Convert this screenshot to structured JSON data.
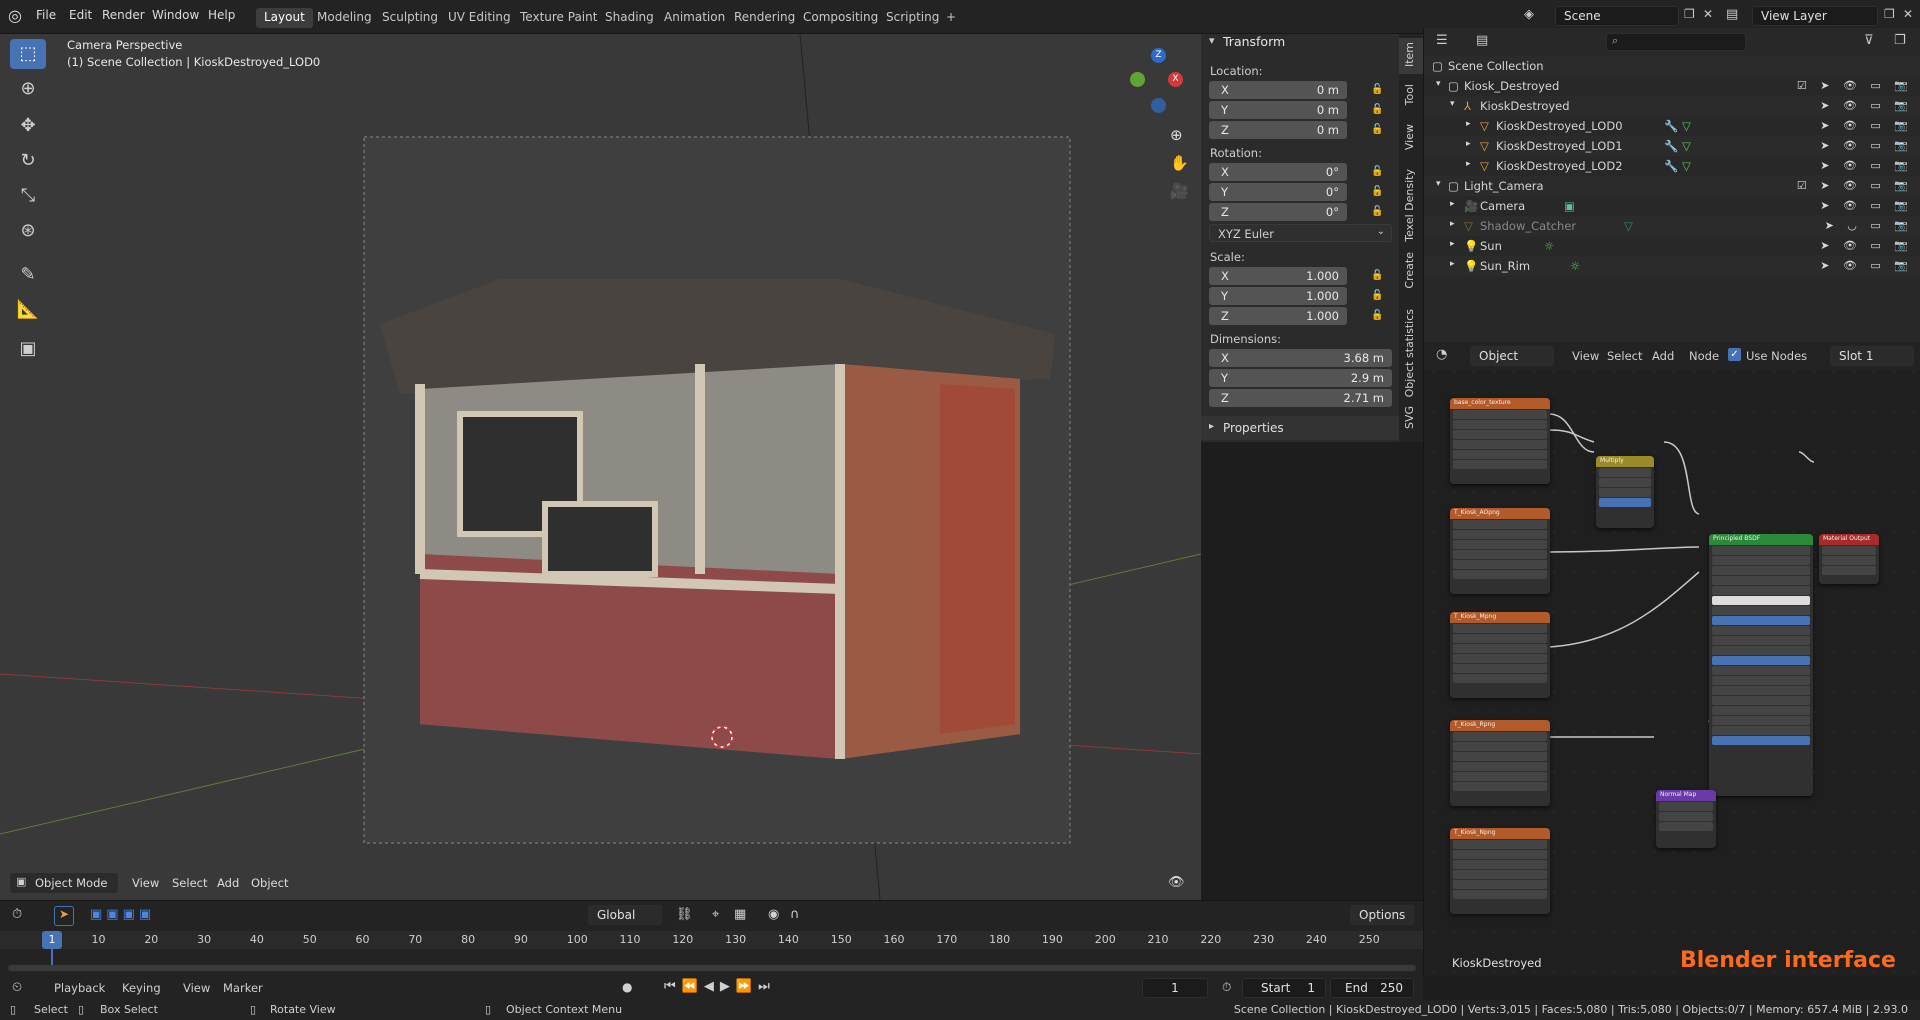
{
  "topbar": {
    "menu": [
      "File",
      "Edit",
      "Render",
      "Window",
      "Help"
    ],
    "workspaces": [
      "Layout",
      "Modeling",
      "Sculpting",
      "UV Editing",
      "Texture Paint",
      "Shading",
      "Animation",
      "Rendering",
      "Compositing",
      "Scripting"
    ],
    "active_workspace": "Layout",
    "add_tab": "+",
    "scene": "Scene",
    "view_layer": "View Layer"
  },
  "viewport": {
    "perspective_label": "Camera Perspective",
    "collection_label": "(1) Scene Collection | KioskDestroyed_LOD0",
    "header_mode": "Object Mode",
    "header_menus": [
      "View",
      "Select",
      "Add",
      "Object"
    ],
    "gizmo": {
      "x": "X",
      "y": "Y",
      "z": "Z"
    }
  },
  "npanel": {
    "transform_title": "Transform",
    "location_label": "Location:",
    "location": [
      {
        "axis": "X",
        "value": "0 m"
      },
      {
        "axis": "Y",
        "value": "0 m"
      },
      {
        "axis": "Z",
        "value": "0 m"
      }
    ],
    "rotation_label": "Rotation:",
    "rotation": [
      {
        "axis": "X",
        "value": "0°"
      },
      {
        "axis": "Y",
        "value": "0°"
      },
      {
        "axis": "Z",
        "value": "0°"
      }
    ],
    "rotation_mode": "XYZ Euler",
    "scale_label": "Scale:",
    "scale": [
      {
        "axis": "X",
        "value": "1.000"
      },
      {
        "axis": "Y",
        "value": "1.000"
      },
      {
        "axis": "Z",
        "value": "1.000"
      }
    ],
    "dimensions_label": "Dimensions:",
    "dimensions": [
      {
        "axis": "X",
        "value": "3.68 m"
      },
      {
        "axis": "Y",
        "value": "2.9 m"
      },
      {
        "axis": "Z",
        "value": "2.71 m"
      }
    ],
    "properties_title": "Properties",
    "tabs": [
      "Item",
      "Tool",
      "View",
      "Texel Density",
      "Create",
      "Object statistics",
      "SVG"
    ]
  },
  "outliner": {
    "search_placeholder": "",
    "rows": [
      {
        "name": "Scene Collection",
        "indent": 0
      },
      {
        "name": "Kiosk_Destroyed",
        "indent": 1
      },
      {
        "name": "KioskDestroyed",
        "indent": 2
      },
      {
        "name": "KioskDestroyed_LOD0",
        "indent": 3
      },
      {
        "name": "KioskDestroyed_LOD1",
        "indent": 3
      },
      {
        "name": "KioskDestroyed_LOD2",
        "indent": 3
      },
      {
        "name": "Light_Camera",
        "indent": 1
      },
      {
        "name": "Camera",
        "indent": 2
      },
      {
        "name": "Shadow_Catcher",
        "indent": 2
      },
      {
        "name": "Sun",
        "indent": 2
      },
      {
        "name": "Sun_Rim",
        "indent": 2
      }
    ]
  },
  "node_editor": {
    "object_dropdown": "Object",
    "menus": [
      "View",
      "Select",
      "Add",
      "Node"
    ],
    "use_nodes": "Use Nodes",
    "slot": "Slot 1",
    "material_name": "KioskDestroyed",
    "watermark": "Blender interface",
    "nodes": [
      {
        "title": "base_color_texture",
        "color": "#b35a2a"
      },
      {
        "title": "T_Kiosk_AOpng",
        "color": "#b35a2a"
      },
      {
        "title": "T_Kiosk_Mpng",
        "color": "#b35a2a"
      },
      {
        "title": "T_Kiosk_Rpng",
        "color": "#b35a2a"
      },
      {
        "title": "T_Kiosk_Npng",
        "color": "#b35a2a"
      },
      {
        "title": "Multiply",
        "color": "#9a8b2a"
      },
      {
        "title": "Principled BSDF",
        "color": "#2a8a3a"
      },
      {
        "title": "Material Output",
        "color": "#a82a2a"
      },
      {
        "title": "Normal Map",
        "color": "#6a3aa8"
      }
    ]
  },
  "timeline": {
    "menus": [
      "Playback",
      "Keying",
      "View",
      "Marker"
    ],
    "header_mode": "Global",
    "options": "Options",
    "current_frame": "1",
    "start_label": "Start",
    "start": "1",
    "end_label": "End",
    "end": "250",
    "ticks": [
      "1",
      "10",
      "20",
      "30",
      "40",
      "50",
      "60",
      "70",
      "80",
      "90",
      "100",
      "110",
      "120",
      "130",
      "140",
      "150",
      "160",
      "170",
      "180",
      "190",
      "200",
      "210",
      "220",
      "230",
      "240",
      "250"
    ]
  },
  "statusbar": {
    "left": [
      "Select",
      "Box Select",
      "Rotate View",
      "Object Context Menu"
    ],
    "right": "Scene Collection | KioskDestroyed_LOD0 | Verts:3,015 | Faces:5,080 | Tris:5,080 | Objects:0/7 | Memory: 657.4 MiB | 2.93.0"
  },
  "colors": {
    "accent": "#4772b3",
    "watermark": "#ff6a1a",
    "header": "#232323"
  }
}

-=-=-=-=-

▶ _WHAT IS BEING ASKED_: Give an exact reproduction of every line, leaving out any picture.

▶ _WRITTEN RESPONSE_:
Convert this screenshot to structured JSON data.
{
  "topbar": {
    "menu": [
      "File",
      "Edit",
      "Render",
      "Window",
      "Help"
    ],
    "workspaces": [
      "Layout",
      "Modeling",
      "Sculpting",
      "UV Editing",
      "Texture Paint",
      "Shading",
      "Animation",
      "Rendering",
      "Compositing",
      "Scripting"
    ],
    "active_workspace": "Layout",
    "add_tab": "+",
    "scene": "Scene",
    "view_layer": "View Layer"
  },
  "viewport": {
    "perspective_label": "Camera Perspective",
    "collection_label": "(1) Scene Collection | KioskDestroyed_LOD0",
    "header_mode": "Object Mode",
    "header_menus": [
      "View",
      "Select",
      "Add",
      "Object"
    ],
    "gizmo": {
      "x": "X",
      "y": "Y",
      "z": "Z"
    }
  },
  "npanel": {
    "transform_title": "Transform",
    "location_label": "Location:",
    "location": [
      {
        "axis": "X",
        "value": "0 m"
      },
      {
        "axis": "Y",
        "value": "0 m"
      },
      {
        "axis": "Z",
        "value": "0 m"
      }
    ],
    "rotation_label": "Rotation:",
    "rotation": [
      {
        "axis": "X",
        "value": "0°"
      },
      {
        "axis": "Y",
        "value": "0°"
      },
      {
        "axis": "Z",
        "value": "0°"
      }
    ],
    "rotation_mode": "XYZ Euler",
    "scale_label": "Scale:",
    "scale": [
      {
        "axis": "X",
        "value": "1.000"
      },
      {
        "axis": "Y",
        "value": "1.000"
      },
      {
        "axis": "Z",
        "value": "1.000"
      }
    ],
    "dimensions_label": "Dimensions:",
    "dimensions": [
      {
        "axis": "X",
        "value": "3.68 m"
      },
      {
        "axis": "Y",
        "value": "2.9 m"
      },
      {
        "axis": "Z",
        "value": "2.71 m"
      }
    ],
    "properties_title": "Properties",
    "tabs": [
      "Item",
      "Tool",
      "View",
      "Texel Density",
      "Create",
      "Object statistics",
      "SVG"
    ]
  },
  "outliner": {
    "search_placeholder": "",
    "rows": [
      {
        "name": "Scene Collection",
        "indent": 0
      },
      {
        "name": "Kiosk_Destroyed",
        "indent": 1
      },
      {
        "name": "KioskDestroyed",
        "indent": 2
      },
      {
        "name": "KioskDestroyed_LOD0",
        "indent": 3
      },
      {
        "name": "KioskDestroyed_LOD1",
        "indent": 3
      },
      {
        "name": "KioskDestroyed_LOD2",
        "indent": 3
      },
      {
        "name": "Light_Camera",
        "indent": 1
      },
      {
        "name": "Camera",
        "indent": 2
      },
      {
        "name": "Shadow_Catcher",
        "indent": 2
      },
      {
        "name": "Sun",
        "indent": 2
      },
      {
        "name": "Sun_Rim",
        "indent": 2
      }
    ]
  },
  "node_editor": {
    "object_dropdown": "Object",
    "menus": [
      "View",
      "Select",
      "Add",
      "Node"
    ],
    "use_nodes": "Use Nodes",
    "slot": "Slot 1",
    "material_name": "KioskDestroyed",
    "watermark": "Blender interface",
    "nodes": [
      {
        "title": "base_color_texture",
        "color": "#b35a2a"
      },
      {
        "title": "T_Kiosk_AOpng",
        "color": "#b35a2a"
      },
      {
        "title": "T_Kiosk_Mpng",
        "color": "#b35a2a"
      },
      {
        "title": "T_Kiosk_Rpng",
        "color": "#b35a2a"
      },
      {
        "title": "T_Kiosk_Npng",
        "color": "#b35a2a"
      },
      {
        "title": "Multiply",
        "color": "#9a8b2a"
      },
      {
        "title": "Principled BSDF",
        "color": "#2a8a3a"
      },
      {
        "title": "Material Output",
        "color": "#a82a2a"
      },
      {
        "title": "Normal Map",
        "color": "#6a3aa8"
      }
    ]
  },
  "timeline": {
    "menus": [
      "Playback",
      "Keying",
      "View",
      "Marker"
    ],
    "header_mode": "Global",
    "options": "Options",
    "current_frame": "1",
    "start_label": "Start",
    "start": "1",
    "end_label": "End",
    "end": "250",
    "ticks": [
      "1",
      "10",
      "20",
      "30",
      "40",
      "50",
      "60",
      "70",
      "80",
      "90",
      "100",
      "110",
      "120",
      "130",
      "140",
      "150",
      "160",
      "170",
      "180",
      "190",
      "200",
      "210",
      "220",
      "230",
      "240",
      "250"
    ]
  },
  "statusbar": {
    "left": [
      "Select",
      "Box Select",
      "Rotate View",
      "Object Context Menu"
    ],
    "right": "Scene Collection | KioskDestroyed_LOD0 | Verts:3,015 | Faces:5,080 | Tris:5,080 | Objects:0/7 | Memory: 657.4 MiB | 2.93.0"
  },
  "colors": {
    "accent": "#4772b3",
    "watermark": "#ff6a1a",
    "header": "#232323"
  }
}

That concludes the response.